Locate every line in the records below that contains the word "rest", and copy each one.

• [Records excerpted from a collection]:
========================================================================

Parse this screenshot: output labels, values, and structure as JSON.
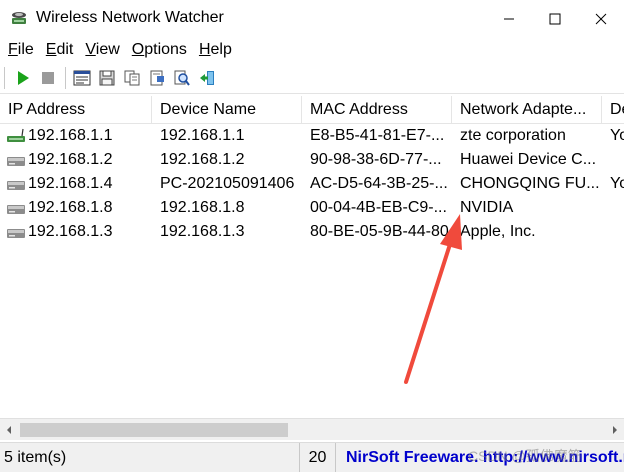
{
  "window": {
    "title": "Wireless Network Watcher",
    "minimize_icon": "minimize-icon",
    "maximize_icon": "maximize-icon",
    "close_icon": "close-icon"
  },
  "menu": [
    {
      "label": "File",
      "accel": "F",
      "rest": "ile"
    },
    {
      "label": "Edit",
      "accel": "E",
      "rest": "dit"
    },
    {
      "label": "View",
      "accel": "V",
      "rest": "iew"
    },
    {
      "label": "Options",
      "accel": "O",
      "rest": "ptions"
    },
    {
      "label": "Help",
      "accel": "H",
      "rest": "elp"
    }
  ],
  "toolbar": {
    "icons": [
      "play-icon",
      "stop-icon",
      "properties-icon",
      "save-icon",
      "copy-icon",
      "html-report-icon",
      "find-icon",
      "exit-icon"
    ]
  },
  "columns": [
    "IP Address",
    "Device Name",
    "MAC Address",
    "Network Adapte...",
    "De"
  ],
  "rows": [
    {
      "ip": "192.168.1.1",
      "name": "192.168.1.1",
      "mac": "E8-B5-41-81-E7-...",
      "adapter": "zte corporation",
      "extra": "Yo",
      "icon": "router-icon"
    },
    {
      "ip": "192.168.1.2",
      "name": "192.168.1.2",
      "mac": "90-98-38-6D-77-...",
      "adapter": "Huawei Device C...",
      "extra": "",
      "icon": "device-icon"
    },
    {
      "ip": "192.168.1.4",
      "name": "PC-202105091406",
      "mac": "AC-D5-64-3B-25-...",
      "adapter": "CHONGQING FU...",
      "extra": "Yo",
      "icon": "device-icon"
    },
    {
      "ip": "192.168.1.8",
      "name": "192.168.1.8",
      "mac": "00-04-4B-EB-C9-...",
      "adapter": "NVIDIA",
      "extra": "",
      "icon": "device-icon"
    },
    {
      "ip": "192.168.1.3",
      "name": "192.168.1.3",
      "mac": "80-BE-05-9B-44-80",
      "adapter": "Apple, Inc.",
      "extra": "",
      "icon": "device-icon"
    }
  ],
  "status": {
    "items": "5 item(s)",
    "count": "20",
    "link": "NirSoft Freeware.  http://www.nirsoft.net"
  },
  "watermark": "CSDN @孤佛魔筋",
  "colors": {
    "accent_link": "#0000cc",
    "annotation_arrow": "#f04a3c",
    "play_green": "#1aa31a"
  }
}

========================================================================

• [SOLUTION FOR THIS TASK]:
      "rest": "ile"
      "rest": "dit"
      "rest": "iew"
      "rest": "ptions"
      "rest": "elp"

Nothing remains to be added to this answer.